++++ PROVIDED ENTRIES

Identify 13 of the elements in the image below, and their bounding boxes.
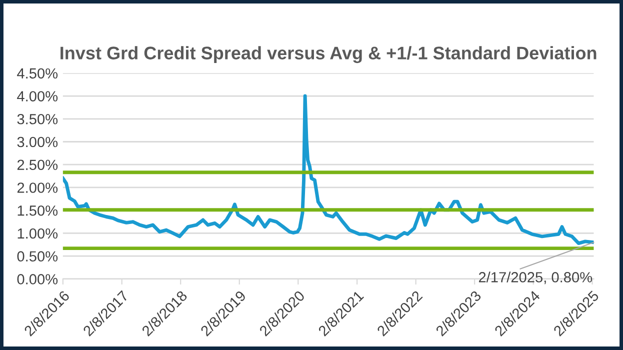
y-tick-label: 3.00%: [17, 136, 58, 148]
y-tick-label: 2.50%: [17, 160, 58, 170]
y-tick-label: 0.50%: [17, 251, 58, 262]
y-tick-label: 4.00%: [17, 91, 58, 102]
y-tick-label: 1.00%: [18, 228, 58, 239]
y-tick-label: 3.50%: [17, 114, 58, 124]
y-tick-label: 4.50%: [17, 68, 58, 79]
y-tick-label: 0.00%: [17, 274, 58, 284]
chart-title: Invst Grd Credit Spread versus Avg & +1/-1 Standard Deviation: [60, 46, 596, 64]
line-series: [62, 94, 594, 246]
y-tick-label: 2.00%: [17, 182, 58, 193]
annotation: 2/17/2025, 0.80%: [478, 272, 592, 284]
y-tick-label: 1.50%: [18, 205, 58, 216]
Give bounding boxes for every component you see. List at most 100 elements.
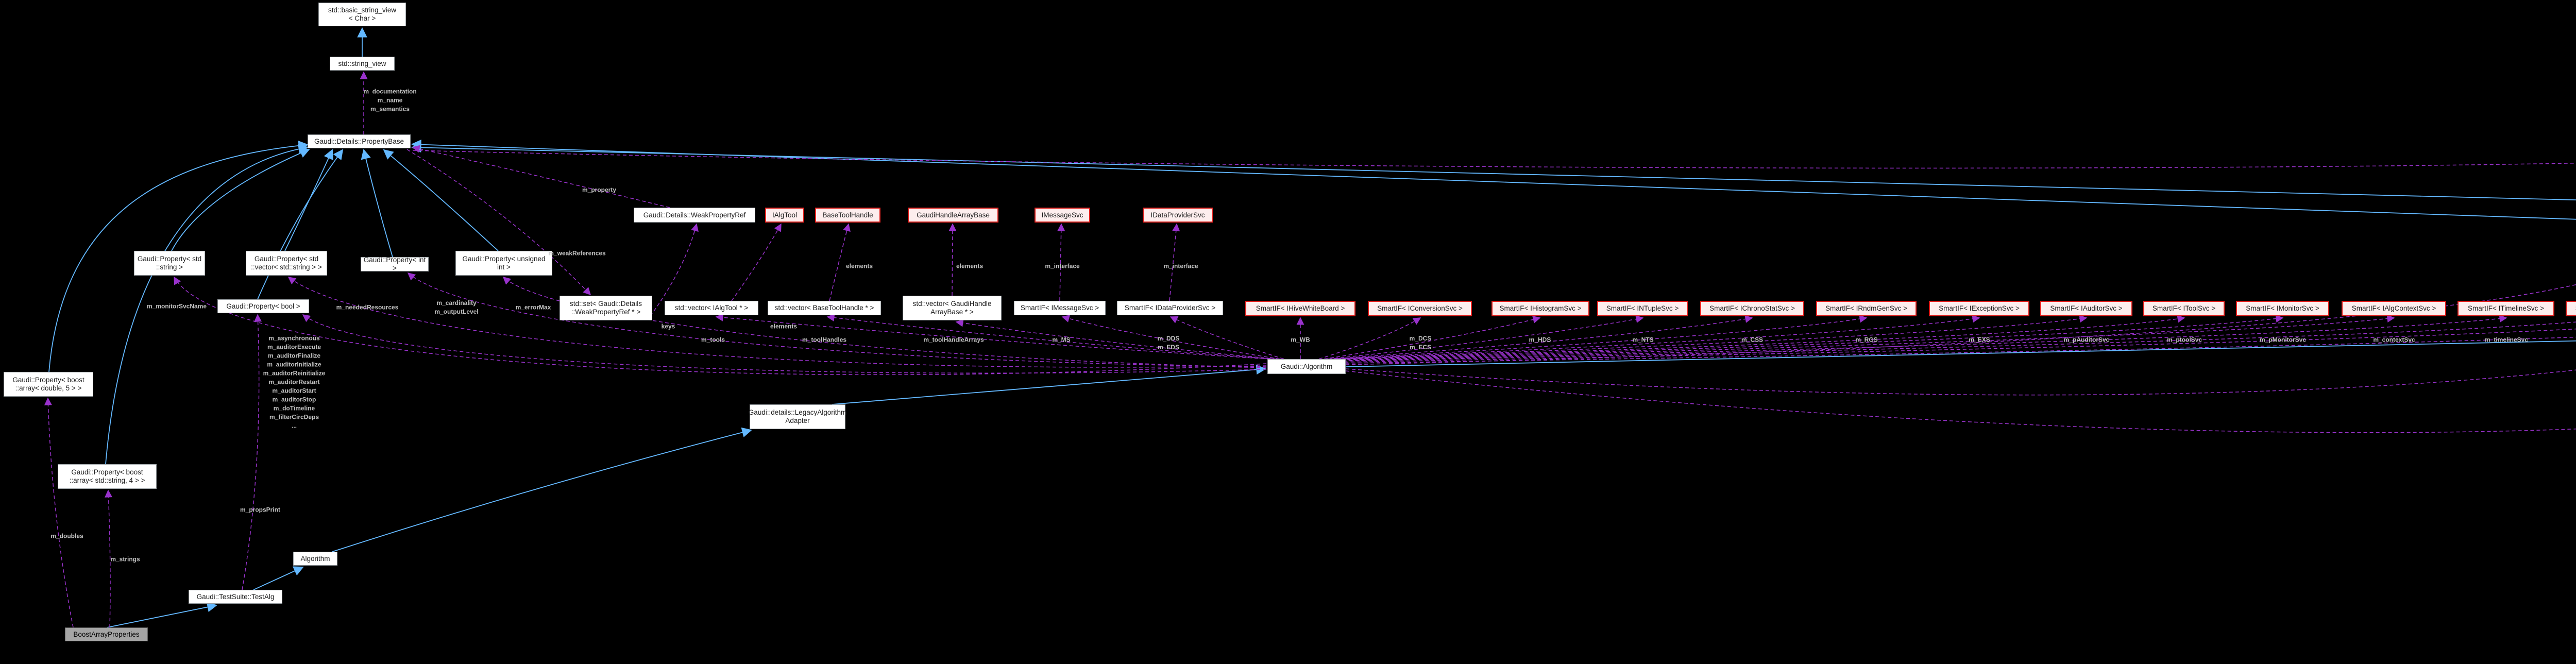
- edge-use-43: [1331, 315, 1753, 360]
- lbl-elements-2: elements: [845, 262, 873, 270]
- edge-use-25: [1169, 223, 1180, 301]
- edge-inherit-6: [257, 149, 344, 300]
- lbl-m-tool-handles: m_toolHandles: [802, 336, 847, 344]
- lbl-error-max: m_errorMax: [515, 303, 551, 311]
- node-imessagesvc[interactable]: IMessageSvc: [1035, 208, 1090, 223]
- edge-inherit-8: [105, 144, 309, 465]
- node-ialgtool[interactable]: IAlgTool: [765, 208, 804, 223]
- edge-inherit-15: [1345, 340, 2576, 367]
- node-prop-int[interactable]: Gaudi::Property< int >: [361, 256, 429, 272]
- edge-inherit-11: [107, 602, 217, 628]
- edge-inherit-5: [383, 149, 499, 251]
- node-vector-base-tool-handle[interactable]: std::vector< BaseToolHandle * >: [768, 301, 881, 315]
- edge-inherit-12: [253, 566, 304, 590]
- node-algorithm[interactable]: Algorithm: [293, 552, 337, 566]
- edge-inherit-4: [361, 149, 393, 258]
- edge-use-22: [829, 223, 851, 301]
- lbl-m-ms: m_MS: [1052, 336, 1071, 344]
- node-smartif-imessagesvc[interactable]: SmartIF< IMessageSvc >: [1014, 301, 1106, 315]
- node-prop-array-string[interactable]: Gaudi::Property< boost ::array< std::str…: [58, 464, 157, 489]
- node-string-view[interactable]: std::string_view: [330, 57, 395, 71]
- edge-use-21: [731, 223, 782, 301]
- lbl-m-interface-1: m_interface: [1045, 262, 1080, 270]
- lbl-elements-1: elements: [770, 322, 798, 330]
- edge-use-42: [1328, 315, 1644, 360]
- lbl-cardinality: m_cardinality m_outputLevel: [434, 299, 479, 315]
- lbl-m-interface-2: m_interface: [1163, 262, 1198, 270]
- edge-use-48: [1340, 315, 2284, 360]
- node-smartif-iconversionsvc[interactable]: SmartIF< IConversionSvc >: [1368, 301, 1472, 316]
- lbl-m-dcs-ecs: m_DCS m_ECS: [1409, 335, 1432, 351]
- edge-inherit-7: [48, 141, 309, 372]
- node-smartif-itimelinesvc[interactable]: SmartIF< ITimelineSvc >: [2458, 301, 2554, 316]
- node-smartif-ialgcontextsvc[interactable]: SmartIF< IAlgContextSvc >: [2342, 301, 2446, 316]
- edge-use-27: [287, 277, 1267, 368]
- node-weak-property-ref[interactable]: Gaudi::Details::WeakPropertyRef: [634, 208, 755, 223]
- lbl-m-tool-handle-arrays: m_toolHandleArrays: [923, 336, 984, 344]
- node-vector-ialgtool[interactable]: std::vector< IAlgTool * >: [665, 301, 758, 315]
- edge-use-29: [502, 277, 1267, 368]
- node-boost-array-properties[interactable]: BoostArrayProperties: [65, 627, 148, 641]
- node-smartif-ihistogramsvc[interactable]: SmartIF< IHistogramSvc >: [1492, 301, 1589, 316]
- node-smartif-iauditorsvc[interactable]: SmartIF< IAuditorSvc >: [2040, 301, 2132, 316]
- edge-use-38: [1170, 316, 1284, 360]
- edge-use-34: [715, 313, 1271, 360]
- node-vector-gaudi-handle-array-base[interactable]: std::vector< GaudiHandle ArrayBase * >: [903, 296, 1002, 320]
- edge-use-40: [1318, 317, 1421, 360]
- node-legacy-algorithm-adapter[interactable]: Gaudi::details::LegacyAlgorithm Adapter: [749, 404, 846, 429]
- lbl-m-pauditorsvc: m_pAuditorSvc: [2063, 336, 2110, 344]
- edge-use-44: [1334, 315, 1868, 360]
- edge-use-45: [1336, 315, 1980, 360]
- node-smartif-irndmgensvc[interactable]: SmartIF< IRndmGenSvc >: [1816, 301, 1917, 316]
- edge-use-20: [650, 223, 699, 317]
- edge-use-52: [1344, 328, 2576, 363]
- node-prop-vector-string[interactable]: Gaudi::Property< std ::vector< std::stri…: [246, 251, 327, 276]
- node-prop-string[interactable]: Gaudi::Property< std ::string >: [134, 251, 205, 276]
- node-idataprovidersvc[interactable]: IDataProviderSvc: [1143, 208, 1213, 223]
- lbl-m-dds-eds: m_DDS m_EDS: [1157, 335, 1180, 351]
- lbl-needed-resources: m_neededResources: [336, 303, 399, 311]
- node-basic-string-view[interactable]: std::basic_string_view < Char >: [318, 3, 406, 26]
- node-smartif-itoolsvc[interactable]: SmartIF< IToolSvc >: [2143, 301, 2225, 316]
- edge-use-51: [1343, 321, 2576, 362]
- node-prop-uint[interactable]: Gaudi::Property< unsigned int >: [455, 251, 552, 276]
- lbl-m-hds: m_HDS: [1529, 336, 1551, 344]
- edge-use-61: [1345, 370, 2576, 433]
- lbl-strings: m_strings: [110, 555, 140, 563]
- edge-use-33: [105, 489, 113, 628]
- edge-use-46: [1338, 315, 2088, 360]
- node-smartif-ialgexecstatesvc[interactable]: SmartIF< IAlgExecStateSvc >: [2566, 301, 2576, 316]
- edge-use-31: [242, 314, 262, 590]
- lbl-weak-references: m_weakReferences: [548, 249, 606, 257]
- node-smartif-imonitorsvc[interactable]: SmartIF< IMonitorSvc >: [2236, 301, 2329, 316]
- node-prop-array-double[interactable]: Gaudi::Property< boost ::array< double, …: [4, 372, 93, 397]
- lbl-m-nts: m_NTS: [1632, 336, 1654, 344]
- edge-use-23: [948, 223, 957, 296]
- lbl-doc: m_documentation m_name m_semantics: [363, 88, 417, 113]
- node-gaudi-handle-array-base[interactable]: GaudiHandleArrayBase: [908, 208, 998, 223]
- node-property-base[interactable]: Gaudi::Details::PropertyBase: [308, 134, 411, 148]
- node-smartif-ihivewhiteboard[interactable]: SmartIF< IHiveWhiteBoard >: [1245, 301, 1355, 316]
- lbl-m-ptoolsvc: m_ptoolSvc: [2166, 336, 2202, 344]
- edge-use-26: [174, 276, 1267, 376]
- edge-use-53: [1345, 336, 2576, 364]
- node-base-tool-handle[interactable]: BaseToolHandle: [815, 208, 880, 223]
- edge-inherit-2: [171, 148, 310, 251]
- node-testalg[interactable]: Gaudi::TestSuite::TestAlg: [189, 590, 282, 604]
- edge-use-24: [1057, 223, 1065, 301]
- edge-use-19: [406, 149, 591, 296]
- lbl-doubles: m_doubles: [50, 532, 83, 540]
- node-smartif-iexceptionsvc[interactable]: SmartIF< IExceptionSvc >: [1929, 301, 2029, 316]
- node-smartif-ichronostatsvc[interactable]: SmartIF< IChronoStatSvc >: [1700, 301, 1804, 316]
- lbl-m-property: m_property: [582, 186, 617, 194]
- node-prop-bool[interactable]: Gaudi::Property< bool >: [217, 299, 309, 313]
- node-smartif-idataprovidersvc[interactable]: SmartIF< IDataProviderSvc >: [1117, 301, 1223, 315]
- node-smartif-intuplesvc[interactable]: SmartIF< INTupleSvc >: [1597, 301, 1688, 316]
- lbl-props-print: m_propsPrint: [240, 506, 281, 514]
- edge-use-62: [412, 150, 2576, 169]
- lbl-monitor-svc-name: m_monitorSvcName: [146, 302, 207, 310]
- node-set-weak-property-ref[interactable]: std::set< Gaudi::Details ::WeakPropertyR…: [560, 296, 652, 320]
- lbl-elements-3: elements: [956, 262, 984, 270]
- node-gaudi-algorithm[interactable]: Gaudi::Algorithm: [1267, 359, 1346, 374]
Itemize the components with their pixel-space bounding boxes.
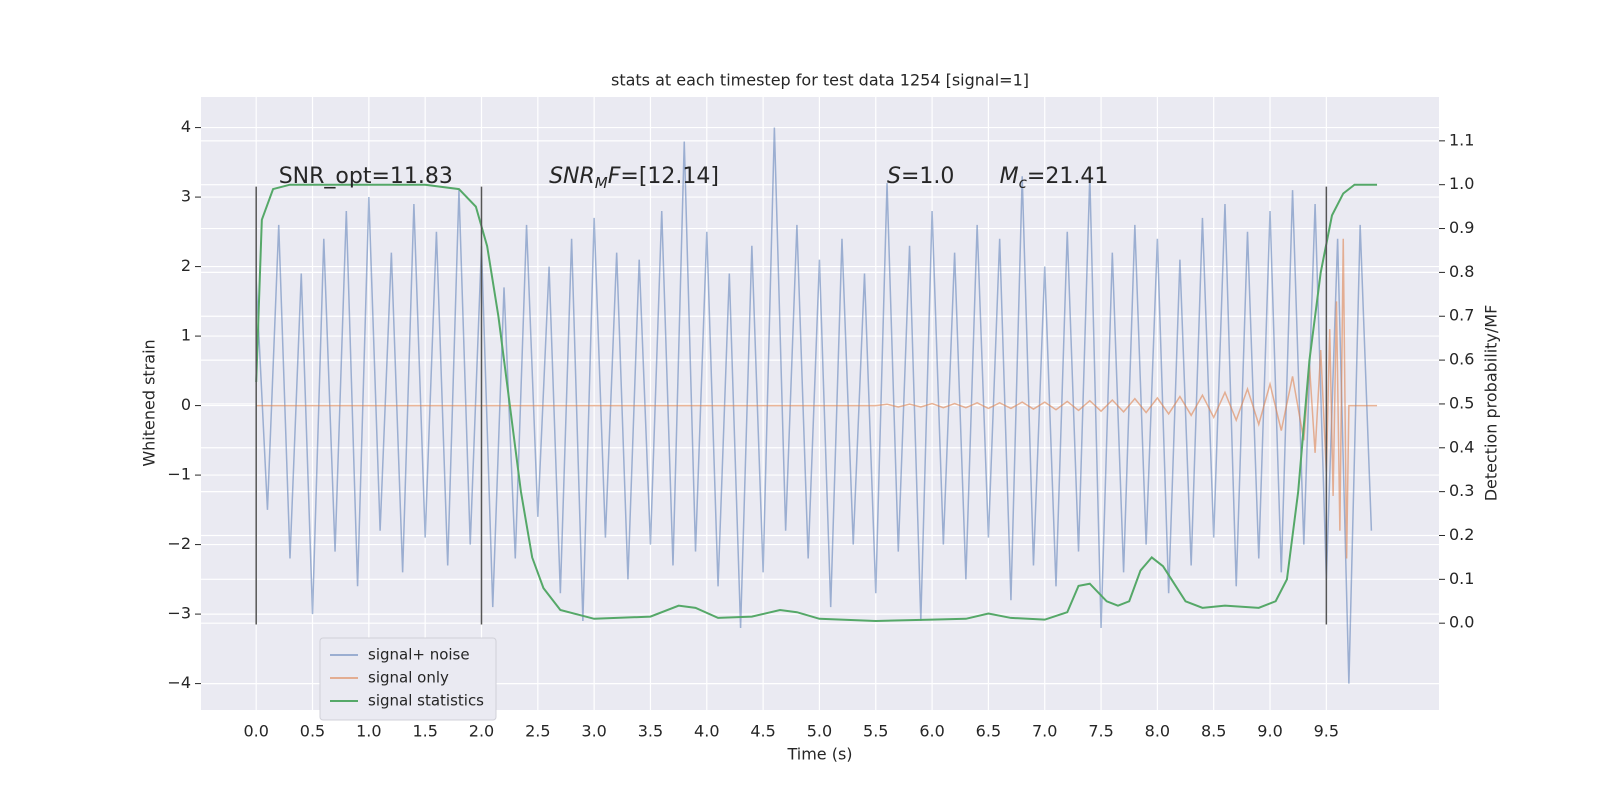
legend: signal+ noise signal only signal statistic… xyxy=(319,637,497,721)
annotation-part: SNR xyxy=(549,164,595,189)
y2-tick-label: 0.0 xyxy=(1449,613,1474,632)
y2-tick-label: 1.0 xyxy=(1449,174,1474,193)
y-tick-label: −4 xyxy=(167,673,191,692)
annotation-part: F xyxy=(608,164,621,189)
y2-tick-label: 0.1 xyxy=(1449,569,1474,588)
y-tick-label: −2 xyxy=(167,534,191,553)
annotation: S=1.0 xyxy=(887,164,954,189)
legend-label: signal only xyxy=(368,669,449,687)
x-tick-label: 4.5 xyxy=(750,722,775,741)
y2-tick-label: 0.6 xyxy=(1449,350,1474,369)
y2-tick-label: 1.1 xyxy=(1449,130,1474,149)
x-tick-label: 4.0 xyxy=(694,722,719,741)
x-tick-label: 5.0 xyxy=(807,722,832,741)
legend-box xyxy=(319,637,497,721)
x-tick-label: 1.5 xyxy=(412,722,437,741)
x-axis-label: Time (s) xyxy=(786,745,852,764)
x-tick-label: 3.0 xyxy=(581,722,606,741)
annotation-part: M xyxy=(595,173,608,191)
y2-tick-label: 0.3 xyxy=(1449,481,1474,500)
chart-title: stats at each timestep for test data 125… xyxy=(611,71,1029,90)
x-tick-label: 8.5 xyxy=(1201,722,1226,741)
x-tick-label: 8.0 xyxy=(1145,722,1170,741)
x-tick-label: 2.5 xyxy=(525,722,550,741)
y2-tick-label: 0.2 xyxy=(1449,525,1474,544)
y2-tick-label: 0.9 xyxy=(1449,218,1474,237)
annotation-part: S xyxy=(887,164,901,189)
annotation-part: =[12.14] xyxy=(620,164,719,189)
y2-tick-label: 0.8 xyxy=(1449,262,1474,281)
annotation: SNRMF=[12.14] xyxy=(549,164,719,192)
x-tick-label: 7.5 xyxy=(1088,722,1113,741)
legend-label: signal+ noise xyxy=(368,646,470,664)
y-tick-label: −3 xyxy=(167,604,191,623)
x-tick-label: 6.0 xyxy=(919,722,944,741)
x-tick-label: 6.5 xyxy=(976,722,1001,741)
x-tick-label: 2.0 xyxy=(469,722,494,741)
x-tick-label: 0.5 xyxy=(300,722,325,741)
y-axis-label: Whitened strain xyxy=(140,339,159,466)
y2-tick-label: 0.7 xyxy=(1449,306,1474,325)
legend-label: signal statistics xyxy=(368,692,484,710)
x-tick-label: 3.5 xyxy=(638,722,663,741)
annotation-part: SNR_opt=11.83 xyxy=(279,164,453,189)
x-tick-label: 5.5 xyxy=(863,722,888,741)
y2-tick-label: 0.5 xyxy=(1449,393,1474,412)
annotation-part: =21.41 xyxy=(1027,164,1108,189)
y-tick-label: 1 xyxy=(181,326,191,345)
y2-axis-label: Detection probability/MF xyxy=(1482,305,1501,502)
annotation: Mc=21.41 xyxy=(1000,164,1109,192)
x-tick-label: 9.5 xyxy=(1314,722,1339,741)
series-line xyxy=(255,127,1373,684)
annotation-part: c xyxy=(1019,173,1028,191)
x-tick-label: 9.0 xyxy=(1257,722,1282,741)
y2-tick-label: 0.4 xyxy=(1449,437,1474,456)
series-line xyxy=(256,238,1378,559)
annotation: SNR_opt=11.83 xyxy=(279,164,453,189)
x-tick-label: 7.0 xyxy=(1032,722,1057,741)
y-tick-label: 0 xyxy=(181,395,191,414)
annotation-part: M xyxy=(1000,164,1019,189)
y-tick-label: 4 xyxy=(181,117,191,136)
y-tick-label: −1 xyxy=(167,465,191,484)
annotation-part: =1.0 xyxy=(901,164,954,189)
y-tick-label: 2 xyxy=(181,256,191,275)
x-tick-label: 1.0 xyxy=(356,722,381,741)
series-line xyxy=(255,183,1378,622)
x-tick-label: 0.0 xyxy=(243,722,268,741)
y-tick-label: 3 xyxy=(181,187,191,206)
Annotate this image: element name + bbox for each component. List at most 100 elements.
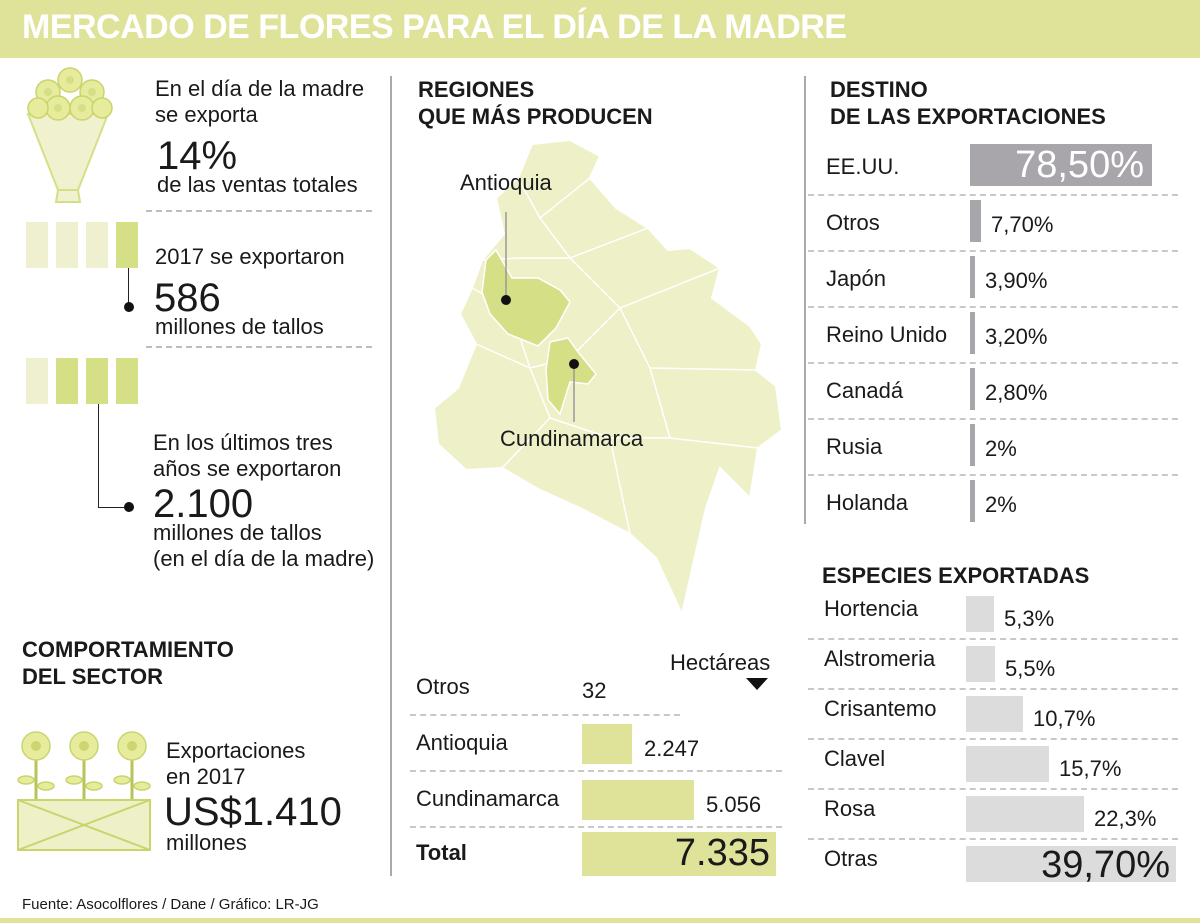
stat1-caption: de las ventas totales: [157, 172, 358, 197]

++++++++

▶ _GIVEN REQUEST_
Update the lines from the one containing "legend: signal+ noise" through the one containing "y-tick-label: −4 xyxy=(167,673,191,692)", inclusive, by changing "y2-tick-label" to "right-axis-tick" and leaving the rest untouched. Return only those lines.

▶ _RESPONSE TO THIS EXERCISE_
legend: signal+ noise signal only signal statistic… xyxy=(319,637,497,721)
annotation-part: SNR xyxy=(549,164,595,189)
right-axis-tick: 0.0 xyxy=(1449,613,1474,632)
right-axis-tick: 1.0 xyxy=(1449,174,1474,193)
y-tick-label: −4 xyxy=(167,673,191,692)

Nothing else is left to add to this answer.